**Requirement**
Print every line of the records below verbatim, leaving out the pictures.

Excerpt from a dataset:
------
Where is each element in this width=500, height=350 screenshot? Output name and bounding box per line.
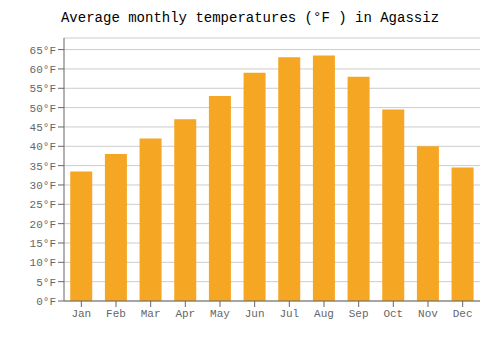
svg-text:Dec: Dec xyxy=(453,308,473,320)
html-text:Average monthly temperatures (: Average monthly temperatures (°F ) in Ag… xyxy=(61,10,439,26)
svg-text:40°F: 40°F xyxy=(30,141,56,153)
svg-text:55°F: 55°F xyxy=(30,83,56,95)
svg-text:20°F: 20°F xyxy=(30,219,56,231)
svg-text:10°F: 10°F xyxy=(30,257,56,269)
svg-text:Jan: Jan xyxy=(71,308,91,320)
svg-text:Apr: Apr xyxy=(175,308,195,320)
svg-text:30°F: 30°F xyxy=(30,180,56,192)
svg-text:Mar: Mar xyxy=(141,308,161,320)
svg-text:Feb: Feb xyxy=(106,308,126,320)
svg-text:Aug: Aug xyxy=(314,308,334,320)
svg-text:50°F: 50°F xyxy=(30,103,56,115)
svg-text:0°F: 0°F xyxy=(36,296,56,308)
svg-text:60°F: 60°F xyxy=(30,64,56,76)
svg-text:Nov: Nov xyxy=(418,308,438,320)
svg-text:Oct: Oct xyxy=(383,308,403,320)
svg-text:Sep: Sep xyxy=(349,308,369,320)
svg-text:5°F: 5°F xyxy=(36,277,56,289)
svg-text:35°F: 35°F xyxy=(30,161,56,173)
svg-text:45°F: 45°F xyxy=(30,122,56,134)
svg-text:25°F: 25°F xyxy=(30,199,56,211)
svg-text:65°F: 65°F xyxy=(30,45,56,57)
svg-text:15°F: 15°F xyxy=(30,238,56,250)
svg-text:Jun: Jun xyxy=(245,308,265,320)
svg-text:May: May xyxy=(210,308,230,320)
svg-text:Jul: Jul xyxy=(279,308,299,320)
------
**Response to this task**
Where is each element in this width=500, height=350 screenshot? Output name and bounding box per line.
svg-text:Dec: Dec xyxy=(453,308,473,320)
html-text:Average monthly temperatures (: Average monthly temperatures (°F ) in Ag… xyxy=(61,10,439,26)
svg-text:40°F: 40°F xyxy=(30,141,56,153)
svg-text:55°F: 55°F xyxy=(30,83,56,95)
svg-text:20°F: 20°F xyxy=(30,219,56,231)
svg-text:10°F: 10°F xyxy=(30,257,56,269)
svg-text:Jan: Jan xyxy=(71,308,91,320)
svg-text:Apr: Apr xyxy=(175,308,195,320)
svg-text:30°F: 30°F xyxy=(30,180,56,192)
svg-text:Mar: Mar xyxy=(141,308,161,320)
svg-text:Feb: Feb xyxy=(106,308,126,320)
svg-text:Aug: Aug xyxy=(314,308,334,320)
svg-text:50°F: 50°F xyxy=(30,103,56,115)
svg-text:0°F: 0°F xyxy=(36,296,56,308)
svg-text:60°F: 60°F xyxy=(30,64,56,76)
svg-text:Nov: Nov xyxy=(418,308,438,320)
svg-text:Oct: Oct xyxy=(383,308,403,320)
svg-text:Sep: Sep xyxy=(349,308,369,320)
svg-text:5°F: 5°F xyxy=(36,277,56,289)
svg-text:35°F: 35°F xyxy=(30,161,56,173)
svg-text:45°F: 45°F xyxy=(30,122,56,134)
svg-text:25°F: 25°F xyxy=(30,199,56,211)
svg-text:65°F: 65°F xyxy=(30,45,56,57)
svg-text:15°F: 15°F xyxy=(30,238,56,250)
svg-text:Jun: Jun xyxy=(245,308,265,320)
svg-text:May: May xyxy=(210,308,230,320)
svg-text:Jul: Jul xyxy=(279,308,299,320)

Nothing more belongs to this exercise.